Excerpted passage –

Investigation, Replacement Ongoing for PA Bridge


Earlier this month, the National Transportation Safety Board released an update on its investigation into the collapse of the Fern Hollow Bridge in Pittsburgh, as the first concrete pours for its replacement are scheduled to begin this week.

The NTSB provided an update on the recovery of structural components and tests currently being conducted to evaluated materials used when constructing the bridge, as well as a review of new footage recovered from a transit bus camera system.

Investigation Update

According to the update, in March, investigators reviewed video footage from the time of the collapse from two of the cameras on a Port Authority transit bus. The cameras, one forward-facing and one rear-facing the curbside, were determined to have “investigative value” with frames depicting events of interest.

The first frame, from the forward-facing camera, reportedly shows the bridge deck separating at the east expansion joint. The second frame, from the curbside camera, reportedly shows that, at nearly the same time, the west end of the bridge had already fallen off the west abutment.

The NTSB states that a factual report of the video examination will be completed by the group members and included in the docket for this investigation.

“Thus far, the investigation has not found any evidence of widespread deficiencies with rigid K-frame superstructure types,” wrote the NTSB. “All aspects of the collapse remain under investigation while the NTSB determines the probable cause, with the intent of issuing safety recommendations to prevent similar events.”

While NTSB investigators were on-scene during the demolition process, some structural bridge components were initially examined underneath the collapsed structure and, as they were uncovered, they were documented in place before removal. These components were then furthered examined using 3D laser scanning technology.

Set of tasks –
A. Summarize the article on the Fern Hollow Bridge investigation in two sentences.
B. Please rewrite the article on the Fern Hollow Bridge investigation from "The NTSB provided" up to and including "events of interest.", changing "footage" to "recordings".
C. According to the article on the Fern Hollow Bridge investigation, what technology was used to further examine the structural components?

Record list –
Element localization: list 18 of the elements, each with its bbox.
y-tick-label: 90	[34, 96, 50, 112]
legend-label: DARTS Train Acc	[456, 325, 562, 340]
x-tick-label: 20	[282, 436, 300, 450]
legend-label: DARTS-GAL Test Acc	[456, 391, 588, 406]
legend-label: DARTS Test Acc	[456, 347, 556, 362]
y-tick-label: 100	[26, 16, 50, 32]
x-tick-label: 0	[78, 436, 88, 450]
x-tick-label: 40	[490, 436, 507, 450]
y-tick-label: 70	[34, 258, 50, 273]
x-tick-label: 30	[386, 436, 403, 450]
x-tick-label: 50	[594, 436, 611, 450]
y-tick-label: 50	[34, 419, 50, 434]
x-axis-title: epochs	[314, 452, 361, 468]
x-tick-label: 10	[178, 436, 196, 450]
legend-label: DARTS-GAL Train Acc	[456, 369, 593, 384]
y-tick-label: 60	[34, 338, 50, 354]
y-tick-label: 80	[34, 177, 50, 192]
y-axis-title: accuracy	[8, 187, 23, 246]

Per-task answers –
A. The National Transportation Safety Board released an update on its investigation into the collapse of the Fern Hollow Bridge in Pittsburgh, including a review of bus camera footage showing the deck separating at the east expansion joint while the west end had already fallen off the west abutment. The NTSB has found no evidence so far of widespread deficiencies with rigid K-frame superstructures, and it is examining recovered components with 3D laser scanning as it works to determine the probable cause.

B.
The NTSB provided an update on the recovery of structural components and tests currently being conducted to evaluated materials used when constructing the bridge, as well as a review of new recordings recovered from a transit bus camera system.

Investigation Update

According to the update, in March, investigators reviewed video recordings from the time of the collapse from two of the cameras on a Port Authority transit bus. The cameras, one forward-facing and one rear-facing the curbside, were determined to have “investigative value” with frames depicting events of interest.

C. 3D laser scanning technology.